» **What to do**
The records should be written out in full, with nothing altered.

• • • •

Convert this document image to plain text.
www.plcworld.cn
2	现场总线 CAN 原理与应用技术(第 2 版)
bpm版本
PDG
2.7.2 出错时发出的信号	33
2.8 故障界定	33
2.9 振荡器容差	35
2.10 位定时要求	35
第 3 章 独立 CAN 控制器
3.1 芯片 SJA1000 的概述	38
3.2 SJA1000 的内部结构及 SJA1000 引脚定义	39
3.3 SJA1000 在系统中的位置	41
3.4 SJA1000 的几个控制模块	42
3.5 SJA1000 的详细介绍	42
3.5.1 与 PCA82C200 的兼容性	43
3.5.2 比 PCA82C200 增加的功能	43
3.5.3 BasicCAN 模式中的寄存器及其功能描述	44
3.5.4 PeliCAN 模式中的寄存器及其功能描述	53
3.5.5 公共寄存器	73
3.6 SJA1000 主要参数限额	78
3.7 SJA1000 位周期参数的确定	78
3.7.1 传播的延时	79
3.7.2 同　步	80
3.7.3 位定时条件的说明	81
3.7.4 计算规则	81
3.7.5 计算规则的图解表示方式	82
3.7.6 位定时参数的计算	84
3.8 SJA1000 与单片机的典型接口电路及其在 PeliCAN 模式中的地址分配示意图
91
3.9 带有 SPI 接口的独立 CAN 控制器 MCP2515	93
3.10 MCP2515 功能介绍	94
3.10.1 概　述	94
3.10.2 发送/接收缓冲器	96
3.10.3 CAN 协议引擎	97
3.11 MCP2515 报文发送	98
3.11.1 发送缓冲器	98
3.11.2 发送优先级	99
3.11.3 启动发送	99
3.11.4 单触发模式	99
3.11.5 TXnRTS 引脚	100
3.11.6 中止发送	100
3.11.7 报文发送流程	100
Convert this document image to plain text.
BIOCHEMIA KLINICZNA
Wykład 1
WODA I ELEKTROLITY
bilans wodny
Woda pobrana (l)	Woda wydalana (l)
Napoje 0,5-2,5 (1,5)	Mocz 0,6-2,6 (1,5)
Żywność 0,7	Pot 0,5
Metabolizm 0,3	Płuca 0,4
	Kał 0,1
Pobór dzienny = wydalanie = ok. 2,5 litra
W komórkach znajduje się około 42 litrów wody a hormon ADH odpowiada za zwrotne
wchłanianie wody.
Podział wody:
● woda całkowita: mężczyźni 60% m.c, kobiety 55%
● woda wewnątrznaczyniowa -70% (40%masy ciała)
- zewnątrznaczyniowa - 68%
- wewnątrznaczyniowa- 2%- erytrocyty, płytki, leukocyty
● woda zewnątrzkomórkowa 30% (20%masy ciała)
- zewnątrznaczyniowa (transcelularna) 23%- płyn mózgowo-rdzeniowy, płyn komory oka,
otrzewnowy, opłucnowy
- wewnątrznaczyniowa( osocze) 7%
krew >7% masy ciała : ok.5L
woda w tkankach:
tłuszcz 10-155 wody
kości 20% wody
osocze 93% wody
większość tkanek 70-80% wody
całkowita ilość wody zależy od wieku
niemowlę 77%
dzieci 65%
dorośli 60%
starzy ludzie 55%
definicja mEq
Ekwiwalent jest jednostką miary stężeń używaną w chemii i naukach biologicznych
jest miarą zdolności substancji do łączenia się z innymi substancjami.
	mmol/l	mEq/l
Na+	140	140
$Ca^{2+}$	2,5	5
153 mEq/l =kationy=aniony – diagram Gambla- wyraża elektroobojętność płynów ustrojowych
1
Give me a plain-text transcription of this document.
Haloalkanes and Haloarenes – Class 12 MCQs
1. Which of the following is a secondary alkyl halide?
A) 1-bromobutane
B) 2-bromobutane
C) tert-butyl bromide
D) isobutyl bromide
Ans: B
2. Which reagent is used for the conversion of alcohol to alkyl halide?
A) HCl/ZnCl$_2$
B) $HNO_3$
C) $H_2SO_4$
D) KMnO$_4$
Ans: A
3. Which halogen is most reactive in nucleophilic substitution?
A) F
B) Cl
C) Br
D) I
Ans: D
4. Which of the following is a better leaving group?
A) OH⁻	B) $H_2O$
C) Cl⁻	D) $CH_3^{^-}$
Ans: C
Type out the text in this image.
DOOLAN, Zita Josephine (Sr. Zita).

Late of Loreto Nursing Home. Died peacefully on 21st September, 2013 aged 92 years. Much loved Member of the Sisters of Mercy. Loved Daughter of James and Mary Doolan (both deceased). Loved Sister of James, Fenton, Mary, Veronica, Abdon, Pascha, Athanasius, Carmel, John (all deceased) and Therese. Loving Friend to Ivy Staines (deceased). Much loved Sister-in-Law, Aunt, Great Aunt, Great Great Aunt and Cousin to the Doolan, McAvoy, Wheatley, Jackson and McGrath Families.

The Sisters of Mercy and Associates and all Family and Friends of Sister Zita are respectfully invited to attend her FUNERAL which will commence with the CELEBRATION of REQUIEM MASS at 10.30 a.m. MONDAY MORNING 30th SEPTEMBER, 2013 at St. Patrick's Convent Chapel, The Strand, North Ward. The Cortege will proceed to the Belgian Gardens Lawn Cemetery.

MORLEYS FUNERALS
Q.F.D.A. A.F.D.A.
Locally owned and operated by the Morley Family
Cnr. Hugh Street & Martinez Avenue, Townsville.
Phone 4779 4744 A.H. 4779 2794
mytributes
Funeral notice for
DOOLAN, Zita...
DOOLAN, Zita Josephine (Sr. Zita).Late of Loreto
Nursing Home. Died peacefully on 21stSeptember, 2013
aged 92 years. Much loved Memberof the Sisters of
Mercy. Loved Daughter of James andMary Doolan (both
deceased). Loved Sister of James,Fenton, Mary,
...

• • • •

» **Complete answer**
Convert this document image to plain text.
www.plcworld.cn
2	现场总线 CAN 原理与应用技术(第 2 版)
bpm版本
PDG
2.7.2 出错时发出的信号	33
2.8 故障界定	33
2.9 振荡器容差	35
2.10 位定时要求	35
第 3 章 独立 CAN 控制器
3.1 芯片 SJA1000 的概述	38
3.2 SJA1000 的内部结构及 SJA1000 引脚定义	39
3.3 SJA1000 在系统中的位置	41
3.4 SJA1000 的几个控制模块	42
3.5 SJA1000 的详细介绍	42
3.5.1 与 PCA82C200 的兼容性	43
3.5.2 比 PCA82C200 增加的功能	43
3.5.3 BasicCAN 模式中的寄存器及其功能描述	44
3.5.4 PeliCAN 模式中的寄存器及其功能描述	53
3.5.5 公共寄存器	73
3.6 SJA1000 主要参数限额	78
3.7 SJA1000 位周期参数的确定	78
3.7.1 传播的延时	79
3.7.2 同　步	80
3.7.3 位定时条件的说明	81
3.7.4 计算规则	81
3.7.5 计算规则的图解表示方式	82
3.7.6 位定时参数的计算	84
3.8 SJA1000 与单片机的典型接口电路及其在 PeliCAN 模式中的地址分配示意图
91
3.9 带有 SPI 接口的独立 CAN 控制器 MCP2515	93
3.10 MCP2515 功能介绍	94
3.10.1 概　述	94
3.10.2 发送/接收缓冲器	96
3.10.3 CAN 协议引擎	97
3.11 MCP2515 报文发送	98
3.11.1 发送缓冲器	98
3.11.2 发送优先级	99
3.11.3 启动发送	99
3.11.4 单触发模式	99
3.11.5 TXnRTS 引脚	100
3.11.6 中止发送	100
3.11.7 报文发送流程	100
Convert this document image to plain text.
BIOCHEMIA KLINICZNA
Wykład 1
WODA I ELEKTROLITY
bilans wodny
Woda pobrana (l)	Woda wydalana (l)
Napoje 0,5-2,5 (1,5)	Mocz 0,6-2,6 (1,5)
Żywność 0,7	Pot 0,5
Metabolizm 0,3	Płuca 0,4
	Kał 0,1
Pobór dzienny = wydalanie = ok. 2,5 litra
W komórkach znajduje się około 42 litrów wody a hormon ADH odpowiada za zwrotne
wchłanianie wody.
Podział wody:
● woda całkowita: mężczyźni 60% m.c, kobiety 55%
● woda wewnątrznaczyniowa -70% (40%masy ciała)
- zewnątrznaczyniowa - 68%
- wewnątrznaczyniowa- 2%- erytrocyty, płytki, leukocyty
● woda zewnątrzkomórkowa 30% (20%masy ciała)
- zewnątrznaczyniowa (transcelularna) 23%- płyn mózgowo-rdzeniowy, płyn komory oka,
otrzewnowy, opłucnowy
- wewnątrznaczyniowa( osocze) 7%
krew >7% masy ciała : ok.5L
woda w tkankach:
tłuszcz 10-155 wody
kości 20% wody
osocze 93% wody
większość tkanek 70-80% wody
całkowita ilość wody zależy od wieku
niemowlę 77%
dzieci 65%
dorośli 60%
starzy ludzie 55%
definicja mEq
Ekwiwalent jest jednostką miary stężeń używaną w chemii i naukach biologicznych
jest miarą zdolności substancji do łączenia się z innymi substancjami.
	mmol/l	mEq/l
Na+	140	140
$Ca^{2+}$	2,5	5
153 mEq/l =kationy=aniony – diagram Gambla- wyraża elektroobojętność płynów ustrojowych
1
Give me a plain-text transcription of this document.
Haloalkanes and Haloarenes – Class 12 MCQs
1. Which of the following is a secondary alkyl halide?
A) 1-bromobutane
B) 2-bromobutane
C) tert-butyl bromide
D) isobutyl bromide
Ans: B
2. Which reagent is used for the conversion of alcohol to alkyl halide?
A) HCl/ZnCl$_2$
B) $HNO_3$
C) $H_2SO_4$
D) KMnO$_4$
Ans: A
3. Which halogen is most reactive in nucleophilic substitution?
A) F
B) Cl
C) Br
D) I
Ans: D
4. Which of the following is a better leaving group?
A) OH⁻	B) $H_2O$
C) Cl⁻	D) $CH_3^{^-}$
Ans: C
Type out the text in this image.
DOOLAN, Zita Josephine (Sr. Zita).

Late of Loreto Nursing Home. Died peacefully on 21st September, 2013 aged 92 years. Much loved Member of the Sisters of Mercy. Loved Daughter of James and Mary Doolan (both deceased). Loved Sister of James, Fenton, Mary, Veronica, Abdon, Pascha, Athanasius, Carmel, John (all deceased) and Therese. Loving Friend to Ivy Staines (deceased). Much loved Sister-in-Law, Aunt, Great Aunt, Great Great Aunt and Cousin to the Doolan, McAvoy, Wheatley, Jackson and McGrath Families.

The Sisters of Mercy and Associates and all Family and Friends of Sister Zita are respectfully invited to attend her FUNERAL which will commence with the CELEBRATION of REQUIEM MASS at 10.30 a.m. MONDAY MORNING 30th SEPTEMBER, 2013 at St. Patrick's Convent Chapel, The Strand, North Ward. The Cortege will proceed to the Belgian Gardens Lawn Cemetery.

MORLEYS FUNERALS
Q.F.D.A. A.F.D.A.
Locally owned and operated by the Morley Family
Cnr. Hugh Street & Martinez Avenue, Townsville.
Phone 4779 4744 A.H. 4779 2794
mytributes
Funeral notice for
DOOLAN, Zita...
DOOLAN, Zita Josephine (Sr. Zita).Late of Loreto
Nursing Home. Died peacefully on 21stSeptember, 2013
aged 92 years. Much loved Memberof the Sisters of
Mercy. Loved Daughter of James andMary Doolan (both
deceased). Loved Sister of James,Fenton, Mary,
...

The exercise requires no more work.